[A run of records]
--------------------

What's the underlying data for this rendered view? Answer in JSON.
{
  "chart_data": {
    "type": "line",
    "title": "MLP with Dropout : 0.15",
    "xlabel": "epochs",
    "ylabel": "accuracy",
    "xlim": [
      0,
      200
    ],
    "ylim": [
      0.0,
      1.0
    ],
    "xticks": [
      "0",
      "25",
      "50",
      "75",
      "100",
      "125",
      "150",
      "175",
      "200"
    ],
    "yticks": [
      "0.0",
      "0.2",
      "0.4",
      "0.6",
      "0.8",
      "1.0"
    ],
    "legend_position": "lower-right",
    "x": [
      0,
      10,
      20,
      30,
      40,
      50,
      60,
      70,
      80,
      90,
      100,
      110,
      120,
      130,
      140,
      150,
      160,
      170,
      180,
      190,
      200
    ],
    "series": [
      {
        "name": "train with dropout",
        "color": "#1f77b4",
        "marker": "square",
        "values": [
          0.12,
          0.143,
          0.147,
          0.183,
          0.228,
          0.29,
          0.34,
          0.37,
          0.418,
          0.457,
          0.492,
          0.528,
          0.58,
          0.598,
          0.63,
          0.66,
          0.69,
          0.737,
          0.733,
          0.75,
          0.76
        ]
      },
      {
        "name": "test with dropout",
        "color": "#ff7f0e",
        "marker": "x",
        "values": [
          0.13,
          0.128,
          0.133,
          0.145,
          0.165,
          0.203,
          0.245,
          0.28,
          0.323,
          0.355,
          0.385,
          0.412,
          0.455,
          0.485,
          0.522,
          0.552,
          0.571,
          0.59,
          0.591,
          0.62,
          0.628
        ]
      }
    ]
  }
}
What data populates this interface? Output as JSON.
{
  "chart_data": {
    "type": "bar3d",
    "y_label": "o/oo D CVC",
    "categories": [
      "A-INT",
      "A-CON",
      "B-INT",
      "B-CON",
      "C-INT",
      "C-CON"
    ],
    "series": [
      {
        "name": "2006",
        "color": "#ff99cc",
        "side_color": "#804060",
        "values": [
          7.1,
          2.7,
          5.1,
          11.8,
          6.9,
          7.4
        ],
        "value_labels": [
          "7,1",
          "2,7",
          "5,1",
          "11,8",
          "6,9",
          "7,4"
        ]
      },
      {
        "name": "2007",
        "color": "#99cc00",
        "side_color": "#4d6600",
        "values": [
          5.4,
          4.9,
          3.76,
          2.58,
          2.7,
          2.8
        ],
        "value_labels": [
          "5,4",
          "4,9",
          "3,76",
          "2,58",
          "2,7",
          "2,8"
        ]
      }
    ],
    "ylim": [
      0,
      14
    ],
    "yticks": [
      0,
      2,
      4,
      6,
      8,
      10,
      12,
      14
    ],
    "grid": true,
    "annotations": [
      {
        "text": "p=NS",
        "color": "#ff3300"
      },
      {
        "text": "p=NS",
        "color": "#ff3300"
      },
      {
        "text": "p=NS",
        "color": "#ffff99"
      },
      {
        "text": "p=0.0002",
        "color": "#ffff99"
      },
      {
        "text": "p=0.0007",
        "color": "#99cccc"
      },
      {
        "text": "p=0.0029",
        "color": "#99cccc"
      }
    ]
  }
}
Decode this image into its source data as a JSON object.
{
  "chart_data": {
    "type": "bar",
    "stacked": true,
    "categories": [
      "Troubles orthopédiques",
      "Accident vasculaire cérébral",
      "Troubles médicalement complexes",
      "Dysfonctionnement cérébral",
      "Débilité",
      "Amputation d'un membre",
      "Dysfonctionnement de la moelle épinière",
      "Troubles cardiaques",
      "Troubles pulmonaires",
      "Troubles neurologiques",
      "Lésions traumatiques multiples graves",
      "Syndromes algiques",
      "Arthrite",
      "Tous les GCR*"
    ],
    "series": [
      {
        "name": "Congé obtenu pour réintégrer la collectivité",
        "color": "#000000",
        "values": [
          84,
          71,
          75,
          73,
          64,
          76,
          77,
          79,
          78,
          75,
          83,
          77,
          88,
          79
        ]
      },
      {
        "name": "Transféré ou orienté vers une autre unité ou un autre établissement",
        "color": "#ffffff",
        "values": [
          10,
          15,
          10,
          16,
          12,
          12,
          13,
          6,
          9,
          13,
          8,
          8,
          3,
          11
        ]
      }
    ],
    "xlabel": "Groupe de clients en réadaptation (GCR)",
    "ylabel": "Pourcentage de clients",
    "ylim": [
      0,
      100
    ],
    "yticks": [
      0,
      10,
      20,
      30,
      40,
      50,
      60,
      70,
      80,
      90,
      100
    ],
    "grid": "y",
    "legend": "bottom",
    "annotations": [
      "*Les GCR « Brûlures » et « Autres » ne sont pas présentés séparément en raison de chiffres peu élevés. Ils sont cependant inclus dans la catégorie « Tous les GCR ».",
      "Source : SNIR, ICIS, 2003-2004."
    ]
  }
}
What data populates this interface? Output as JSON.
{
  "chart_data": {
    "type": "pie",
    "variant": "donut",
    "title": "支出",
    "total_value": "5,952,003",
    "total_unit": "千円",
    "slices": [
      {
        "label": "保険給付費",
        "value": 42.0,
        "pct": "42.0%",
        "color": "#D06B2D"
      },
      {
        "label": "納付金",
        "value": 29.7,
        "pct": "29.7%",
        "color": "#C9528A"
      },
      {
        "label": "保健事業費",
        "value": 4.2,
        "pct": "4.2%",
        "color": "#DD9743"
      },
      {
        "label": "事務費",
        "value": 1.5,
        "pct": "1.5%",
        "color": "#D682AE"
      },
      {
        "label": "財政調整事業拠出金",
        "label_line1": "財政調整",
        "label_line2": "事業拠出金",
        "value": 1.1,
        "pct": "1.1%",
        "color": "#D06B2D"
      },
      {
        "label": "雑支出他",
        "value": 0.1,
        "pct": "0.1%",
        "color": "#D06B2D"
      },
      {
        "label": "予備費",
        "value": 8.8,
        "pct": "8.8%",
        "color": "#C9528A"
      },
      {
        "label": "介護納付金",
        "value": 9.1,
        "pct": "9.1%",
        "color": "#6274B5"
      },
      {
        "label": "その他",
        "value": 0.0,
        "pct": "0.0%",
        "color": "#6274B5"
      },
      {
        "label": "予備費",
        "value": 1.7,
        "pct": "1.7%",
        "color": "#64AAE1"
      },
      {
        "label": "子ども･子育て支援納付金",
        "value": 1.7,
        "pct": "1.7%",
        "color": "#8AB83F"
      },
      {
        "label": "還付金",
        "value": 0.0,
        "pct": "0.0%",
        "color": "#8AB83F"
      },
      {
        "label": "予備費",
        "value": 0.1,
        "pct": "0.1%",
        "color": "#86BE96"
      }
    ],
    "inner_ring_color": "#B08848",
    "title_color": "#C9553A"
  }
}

--------------------

» **Challenge**
Read through the lines above and collect those that contain the string "name".

» **Written response**
        "name": "train with dropout",
        "name": "test with dropout",
        "name": "2006",
        "name": "2007",
        "name": "Congé obtenu pour réintégrer la collectivité",
        "name": "Transféré ou orienté vers une autre unité ou un autre établissement",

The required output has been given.